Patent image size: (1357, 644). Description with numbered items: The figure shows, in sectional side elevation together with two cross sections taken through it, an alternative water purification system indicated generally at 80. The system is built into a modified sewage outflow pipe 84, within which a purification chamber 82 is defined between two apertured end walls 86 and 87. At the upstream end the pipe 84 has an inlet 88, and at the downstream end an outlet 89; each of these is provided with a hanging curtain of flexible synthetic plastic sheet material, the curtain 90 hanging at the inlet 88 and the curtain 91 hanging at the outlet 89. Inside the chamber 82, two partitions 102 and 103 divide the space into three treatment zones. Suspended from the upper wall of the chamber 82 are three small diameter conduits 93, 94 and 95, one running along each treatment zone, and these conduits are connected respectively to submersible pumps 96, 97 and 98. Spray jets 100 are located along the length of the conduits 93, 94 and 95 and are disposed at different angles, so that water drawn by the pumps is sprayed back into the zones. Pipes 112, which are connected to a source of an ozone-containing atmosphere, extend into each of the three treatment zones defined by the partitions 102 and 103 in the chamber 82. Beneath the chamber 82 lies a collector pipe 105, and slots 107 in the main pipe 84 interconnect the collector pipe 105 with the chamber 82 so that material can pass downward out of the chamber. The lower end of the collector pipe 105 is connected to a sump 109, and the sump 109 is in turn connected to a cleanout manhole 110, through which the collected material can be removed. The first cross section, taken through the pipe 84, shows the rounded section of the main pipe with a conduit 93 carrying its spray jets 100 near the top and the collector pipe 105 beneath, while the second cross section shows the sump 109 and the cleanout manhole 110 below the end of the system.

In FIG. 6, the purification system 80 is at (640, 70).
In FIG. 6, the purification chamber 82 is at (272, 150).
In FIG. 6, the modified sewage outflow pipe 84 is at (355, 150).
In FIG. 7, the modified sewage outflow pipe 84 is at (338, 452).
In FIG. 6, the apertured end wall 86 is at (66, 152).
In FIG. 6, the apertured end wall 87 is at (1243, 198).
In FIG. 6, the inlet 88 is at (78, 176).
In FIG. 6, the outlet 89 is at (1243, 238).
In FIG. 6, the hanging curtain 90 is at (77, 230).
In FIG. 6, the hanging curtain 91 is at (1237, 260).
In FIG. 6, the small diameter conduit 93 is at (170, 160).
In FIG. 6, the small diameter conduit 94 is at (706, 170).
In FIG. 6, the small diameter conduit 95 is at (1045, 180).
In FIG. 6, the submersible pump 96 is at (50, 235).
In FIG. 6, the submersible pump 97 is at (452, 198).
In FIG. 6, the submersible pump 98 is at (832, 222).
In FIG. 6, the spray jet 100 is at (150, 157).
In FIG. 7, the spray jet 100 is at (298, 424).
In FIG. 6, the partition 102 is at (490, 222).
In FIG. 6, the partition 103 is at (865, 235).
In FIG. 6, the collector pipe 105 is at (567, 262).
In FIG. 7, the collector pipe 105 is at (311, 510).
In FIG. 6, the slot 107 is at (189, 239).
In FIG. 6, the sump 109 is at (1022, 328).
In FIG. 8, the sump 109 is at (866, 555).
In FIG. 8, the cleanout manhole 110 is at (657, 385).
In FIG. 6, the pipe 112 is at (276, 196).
....
Reproduce all of the records above word for word, line by line, without changing anything.

Patent image size: (1357, 644). Description with numbered items: The figure shows, in sectional side elevation together with two cross sections taken through it, an alternative water purification system indicated generally at 80. The system is built into a modified sewage outflow pipe 84, within which a purification chamber 82 is defined between two apertured end walls 86 and 87. At the upstream end the pipe 84 has an inlet 88, and at the downstream end an outlet 89; each of these is provided with a hanging curtain of flexible synthetic plastic sheet material, the curtain 90 hanging at the inlet 88 and the curtain 91 hanging at the outlet 89. Inside the chamber 82, two partitions 102 and 103 divide the space into three treatment zones. Suspended from the upper wall of the chamber 82 are three small diameter conduits 93, 94 and 95, one running along each treatment zone, and these conduits are connected respectively to submersible pumps 96, 97 and 98. Spray jets 100 are located along the length of the conduits 93, 94 and 95 and are disposed at different angles, so that water drawn by the pumps is sprayed back into the zones. Pipes 112, which are connected to a source of an ozone-containing atmosphere, extend into each of the three treatment zones defined by the partitions 102 and 103 in the chamber 82. Beneath the chamber 82 lies a collector pipe 105, and slots 107 in the main pipe 84 interconnect the collector pipe 105 with the chamber 82 so that material can pass downward out of the chamber. The lower end of the collector pipe 105 is connected to a sump 109, and the sump 109 is in turn connected to a cleanout manhole 110, through which the collected material can be removed. The first cross section, taken through the pipe 84, shows the rounded section of the main pipe with a conduit 93 carrying its spray jets 100 near the top and the collector pipe 105 beneath, while the second cross section shows the sump 109 and the cleanout manhole 110 below the end of the system.

In FIG. 6, the purification system 80 is at (640, 70).
In FIG. 6, the purification chamber 82 is at (272, 150).
In FIG. 6, the modified sewage outflow pipe 84 is at (355, 150).
In FIG. 7, the modified sewage outflow pipe 84 is at (338, 452).
In FIG. 6, the apertured end wall 86 is at (66, 152).
In FIG. 6, the apertured end wall 87 is at (1243, 198).
In FIG. 6, the inlet 88 is at (78, 176).
In FIG. 6, the outlet 89 is at (1243, 238).
In FIG. 6, the hanging curtain 90 is at (77, 230).
In FIG. 6, the hanging curtain 91 is at (1237, 260).
In FIG. 6, the small diameter conduit 93 is at (170, 160).
In FIG. 6, the small diameter conduit 94 is at (706, 170).
In FIG. 6, the small diameter conduit 95 is at (1045, 180).
In FIG. 6, the submersible pump 96 is at (50, 235).
In FIG. 6, the submersible pump 97 is at (452, 198).
In FIG. 6, the submersible pump 98 is at (832, 222).
In FIG. 6, the spray jet 100 is at (150, 157).
In FIG. 7, the spray jet 100 is at (298, 424).
In FIG. 6, the partition 102 is at (490, 222).
In FIG. 6, the partition 103 is at (865, 235).
In FIG. 6, the collector pipe 105 is at (567, 262).
In FIG. 7, the collector pipe 105 is at (311, 510).
In FIG. 6, the slot 107 is at (189, 239).
In FIG. 6, the sump 109 is at (1022, 328).
In FIG. 8, the sump 109 is at (866, 555).
In FIG. 8, the cleanout manhole 110 is at (657, 385).
In FIG. 6, the pipe 112 is at (276, 196).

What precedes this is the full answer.